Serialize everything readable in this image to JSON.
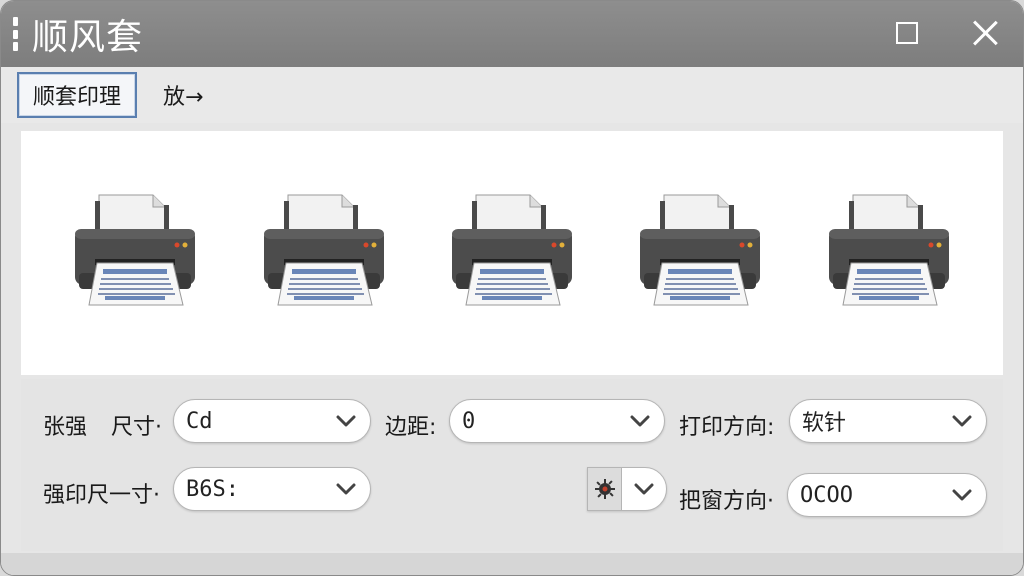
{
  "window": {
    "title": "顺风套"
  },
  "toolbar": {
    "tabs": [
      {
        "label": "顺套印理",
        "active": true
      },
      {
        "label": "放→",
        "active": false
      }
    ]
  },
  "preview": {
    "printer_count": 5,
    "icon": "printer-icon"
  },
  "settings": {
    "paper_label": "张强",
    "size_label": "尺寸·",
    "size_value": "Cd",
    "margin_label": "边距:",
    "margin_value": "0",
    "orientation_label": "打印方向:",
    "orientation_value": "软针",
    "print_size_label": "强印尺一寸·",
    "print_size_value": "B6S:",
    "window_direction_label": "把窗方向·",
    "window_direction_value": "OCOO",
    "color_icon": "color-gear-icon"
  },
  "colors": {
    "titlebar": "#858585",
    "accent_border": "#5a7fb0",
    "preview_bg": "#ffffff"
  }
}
━━━━━━━━━━━━━━━━
▶ _Instructions for the task_: Write the records out again in full, exactly, and skip every picture.

▶ _Output of the task_:
Serialize everything readable in this image to JSON.
{
  "window": {
    "title": "顺风套"
  },
  "toolbar": {
    "tabs": [
      {
        "label": "顺套印理",
        "active": true
      },
      {
        "label": "放→",
        "active": false
      }
    ]
  },
  "preview": {
    "printer_count": 5,
    "icon": "printer-icon"
  },
  "settings": {
    "paper_label": "张强",
    "size_label": "尺寸·",
    "size_value": "Cd",
    "margin_label": "边距:",
    "margin_value": "0",
    "orientation_label": "打印方向:",
    "orientation_value": "软针",
    "print_size_label": "强印尺一寸·",
    "print_size_value": "B6S:",
    "window_direction_label": "把窗方向·",
    "window_direction_value": "OCOO",
    "color_icon": "color-gear-icon"
  },
  "colors": {
    "titlebar": "#858585",
    "accent_border": "#5a7fb0",
    "preview_bg": "#ffffff"
  }
}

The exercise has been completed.